═══ Document excerpt

I mentioned the other day the unusually long theatrical releases enjoyed in years past by films such as The Wild Bunch (seven years or so, in one UK cinema at least) and Reservoir Dogs (not quite as long, but over a wider area). However, as chance would have it one of the ‘high number’ TV channels in my region happened to be showing a film which puts both of these in the shade, by which I mean it was originally released in 1975 and is technically still running in some cinemas today (even if only at midnight on the weekends). No ordinary film gets a 44 year theatrical run, and whatever else you want to say about it, Jim Sharman’s The Rocky Horror Picture Show is not what you’d call an ordinary film.

From a certain point of view it resembles a fairly typical film adaptation of a successful stage show, but then this is to miss the unique nature of the Rocky Horror phenomenon. Rocky Horror is, of course, synonymous with its creator, Richard O’Brien, who is something of a genial self-mythologiser (at least where the origins of the show are concerned). One version of the story has it that O’Brien was appearing in Jesus Christ Superstar in London’s West End when the creator of that show, Andrew Lloyd Webber, attended a show and was sufficiently unimpressed by O’Brien’s performance that he had him sacked on the spot – unable to get work as a result, O’Brien wrote Rocky Horror as a way of making some money (other versions are less dramatic and suggest the actor started work on the project simply to amuse himself). Richard O’Brien has also suggested that the tone of the show was a calculated choice based on the fact that the two most successful film series in British history are the Hammer horrors and the Carry On films, and that Rocky Horror is intended as a kind of mash-up of the two. This strikes me as disingenuous, to say the least – it sounds good, but the film itself doesn’t really seem to show either as a significant influence.

The film concerns the travails of (initially) wholesome young couple Brad Majors (Barry Bostwick) and Janet Weiss (Susan Sarandon); the setting feels like it should be the Fifties but there is a very deliberate choice to show the characters listening to Nixon’s resignation on the radio at one point. Anyway, having recently become engaged, Brad and Janet are travelling to visit an old friend when their car breaks down and they have to take refuge in the mansion of eccentric (to say the least) scientist Dr Frank N Furter (Tim Curry), who is hosting a gathering of like-minded friends. The occasion is to celebrate the fact that he has recently completed an extraordinary experiment, and created a man in his laboratory! Although his motives for doing so are probably best not dwelt upon…

One thing you can say about The Rocky Horror Picture Show is that it has a visual identity of its own like few other films: if you come across it while channel-surfing, it’s instantly obvious what it is, perhaps (given the remarkable cultural penetration of the show) even if you’ve never seen it before. The movie is consumed by a camp sensibility in a way matched by few others, and this extends to the costumes, the set dressing, and most of the performances. It is its own thing much more than it is a spoof of any other film or genre.

══════
═══ Source material

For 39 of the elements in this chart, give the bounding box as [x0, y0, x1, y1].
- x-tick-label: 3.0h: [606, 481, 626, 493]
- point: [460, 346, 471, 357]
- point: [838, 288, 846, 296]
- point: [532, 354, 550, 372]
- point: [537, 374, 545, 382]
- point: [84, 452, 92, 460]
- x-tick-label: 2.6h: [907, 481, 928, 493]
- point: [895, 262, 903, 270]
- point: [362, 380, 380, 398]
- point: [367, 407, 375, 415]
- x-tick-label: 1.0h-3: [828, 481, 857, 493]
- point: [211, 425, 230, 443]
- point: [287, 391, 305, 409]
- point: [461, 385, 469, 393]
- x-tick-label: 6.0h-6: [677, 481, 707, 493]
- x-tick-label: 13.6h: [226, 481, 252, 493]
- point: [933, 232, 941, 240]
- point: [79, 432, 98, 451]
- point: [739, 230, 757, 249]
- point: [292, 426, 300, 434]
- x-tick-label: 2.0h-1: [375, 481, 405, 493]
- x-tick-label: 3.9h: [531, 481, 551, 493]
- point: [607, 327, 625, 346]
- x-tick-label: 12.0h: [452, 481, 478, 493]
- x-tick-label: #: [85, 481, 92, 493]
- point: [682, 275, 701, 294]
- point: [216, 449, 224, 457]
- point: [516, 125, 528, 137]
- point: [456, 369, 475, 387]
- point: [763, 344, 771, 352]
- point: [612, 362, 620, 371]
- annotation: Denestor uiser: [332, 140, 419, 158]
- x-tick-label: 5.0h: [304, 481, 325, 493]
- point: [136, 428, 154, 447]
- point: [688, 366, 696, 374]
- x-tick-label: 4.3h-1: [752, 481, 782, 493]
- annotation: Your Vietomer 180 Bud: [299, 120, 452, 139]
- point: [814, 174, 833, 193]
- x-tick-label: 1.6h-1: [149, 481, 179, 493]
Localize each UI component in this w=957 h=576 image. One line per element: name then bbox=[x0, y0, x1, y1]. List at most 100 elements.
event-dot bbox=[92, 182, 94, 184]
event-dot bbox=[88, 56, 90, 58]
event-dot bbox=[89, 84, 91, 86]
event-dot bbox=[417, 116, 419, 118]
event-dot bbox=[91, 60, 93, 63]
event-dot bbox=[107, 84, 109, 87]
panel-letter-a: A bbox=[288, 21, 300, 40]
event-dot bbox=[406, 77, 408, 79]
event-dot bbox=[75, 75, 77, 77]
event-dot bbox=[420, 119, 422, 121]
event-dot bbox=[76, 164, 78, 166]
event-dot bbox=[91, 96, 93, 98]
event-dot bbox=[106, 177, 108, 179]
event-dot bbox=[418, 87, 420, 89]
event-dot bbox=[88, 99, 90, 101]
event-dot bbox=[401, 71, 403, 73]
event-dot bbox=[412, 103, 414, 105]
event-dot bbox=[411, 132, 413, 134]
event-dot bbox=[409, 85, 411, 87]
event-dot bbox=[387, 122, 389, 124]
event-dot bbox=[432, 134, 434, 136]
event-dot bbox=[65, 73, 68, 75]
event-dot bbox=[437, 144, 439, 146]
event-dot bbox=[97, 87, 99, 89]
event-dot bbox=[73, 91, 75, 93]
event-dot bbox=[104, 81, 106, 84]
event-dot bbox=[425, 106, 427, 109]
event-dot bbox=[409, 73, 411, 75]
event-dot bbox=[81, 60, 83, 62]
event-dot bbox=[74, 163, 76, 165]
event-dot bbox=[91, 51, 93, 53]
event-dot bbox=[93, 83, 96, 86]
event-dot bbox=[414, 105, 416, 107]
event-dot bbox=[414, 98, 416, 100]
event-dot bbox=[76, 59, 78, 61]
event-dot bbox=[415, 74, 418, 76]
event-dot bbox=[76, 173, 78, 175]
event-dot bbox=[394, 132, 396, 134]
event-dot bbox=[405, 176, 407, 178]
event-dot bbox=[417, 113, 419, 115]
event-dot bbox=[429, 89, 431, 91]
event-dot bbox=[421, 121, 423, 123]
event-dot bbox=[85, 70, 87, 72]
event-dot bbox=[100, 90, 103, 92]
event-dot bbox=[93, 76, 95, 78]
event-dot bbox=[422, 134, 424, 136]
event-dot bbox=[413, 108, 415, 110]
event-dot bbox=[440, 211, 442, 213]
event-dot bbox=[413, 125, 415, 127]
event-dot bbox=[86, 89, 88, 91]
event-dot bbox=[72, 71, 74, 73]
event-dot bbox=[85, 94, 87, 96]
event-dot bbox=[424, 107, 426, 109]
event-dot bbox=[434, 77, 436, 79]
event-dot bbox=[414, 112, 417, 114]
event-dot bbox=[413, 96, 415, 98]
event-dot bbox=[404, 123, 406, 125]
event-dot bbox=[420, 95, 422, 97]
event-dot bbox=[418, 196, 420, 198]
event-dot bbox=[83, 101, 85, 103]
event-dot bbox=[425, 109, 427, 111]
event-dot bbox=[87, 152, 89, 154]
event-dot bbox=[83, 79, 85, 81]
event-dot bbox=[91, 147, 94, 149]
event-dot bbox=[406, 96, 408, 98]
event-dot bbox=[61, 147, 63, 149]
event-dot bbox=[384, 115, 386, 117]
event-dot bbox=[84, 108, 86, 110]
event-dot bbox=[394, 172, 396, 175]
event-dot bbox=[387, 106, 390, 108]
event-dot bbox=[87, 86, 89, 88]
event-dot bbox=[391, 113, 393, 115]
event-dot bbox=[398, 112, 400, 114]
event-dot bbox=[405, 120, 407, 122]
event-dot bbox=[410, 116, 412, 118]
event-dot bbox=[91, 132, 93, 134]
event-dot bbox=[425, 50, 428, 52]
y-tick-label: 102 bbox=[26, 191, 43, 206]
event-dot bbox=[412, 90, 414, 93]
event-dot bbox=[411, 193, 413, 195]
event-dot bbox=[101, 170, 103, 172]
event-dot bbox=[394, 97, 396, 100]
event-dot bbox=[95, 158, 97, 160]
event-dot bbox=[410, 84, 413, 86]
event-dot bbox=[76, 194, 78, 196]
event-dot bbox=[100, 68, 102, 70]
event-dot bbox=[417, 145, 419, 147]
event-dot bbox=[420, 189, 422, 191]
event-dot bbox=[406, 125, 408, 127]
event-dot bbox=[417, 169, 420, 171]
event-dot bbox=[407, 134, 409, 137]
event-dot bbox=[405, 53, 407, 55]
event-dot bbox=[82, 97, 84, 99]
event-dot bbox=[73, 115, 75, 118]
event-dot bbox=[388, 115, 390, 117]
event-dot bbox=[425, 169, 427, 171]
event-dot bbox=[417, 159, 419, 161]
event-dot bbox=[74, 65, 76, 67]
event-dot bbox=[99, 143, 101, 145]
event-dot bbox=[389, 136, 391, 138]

══════

Directions:
1. Answer these questions about the Rocky Horror review:
(a) In what year was the film originally released?
(b) Who directed the film?
(c) What do the characters hear on the radio at one point?
2. Convert the listing into a JSON list of strings, one string per line, leaving out blank lines. Begin at the first line of the listing and stop after the line that contains "- x-tick-label: 2.0h-1: [375, 481, 405, 493]".
The text and the listing have nothing to do with each other.

The results:
1.
(a) 1975
(b) Jim Sharman
(c) Nixon's resignation

2.
[
  "For 39 of the elements in this chart, give the bounding box as [x0, y0, x1, y1].",
  "- x-tick-label: 3.0h: [606, 481, 626, 493]",
  "- point: [460, 346, 471, 357]",
  "- point: [838, 288, 846, 296]",
  "- point: [532, 354, 550, 372]",
  "- point: [537, 374, 545, 382]",
  "- point: [84, 452, 92, 460]",
  "- x-tick-label: 2.6h: [907, 481, 928, 493]",
  "- point: [895, 262, 903, 270]",
  "- point: [362, 380, 380, 398]",
  "- point: [367, 407, 375, 415]",
  "- x-tick-label: 1.0h-3: [828, 481, 857, 493]",
  "- point: [211, 425, 230, 443]",
  "- point: [287, 391, 305, 409]",
  "- point: [461, 385, 469, 393]",
  "- x-tick-label: 6.0h-6: [677, 481, 707, 493]",
  "- x-tick-label: 13.6h: [226, 481, 252, 493]",
  "- point: [933, 232, 941, 240]",
  "- point: [79, 432, 98, 451]",
  "- point: [739, 230, 757, 249]",
  "- point: [292, 426, 300, 434]",
  "- x-tick-label: 2.0h-1: [375, 481, 405, 493]"
]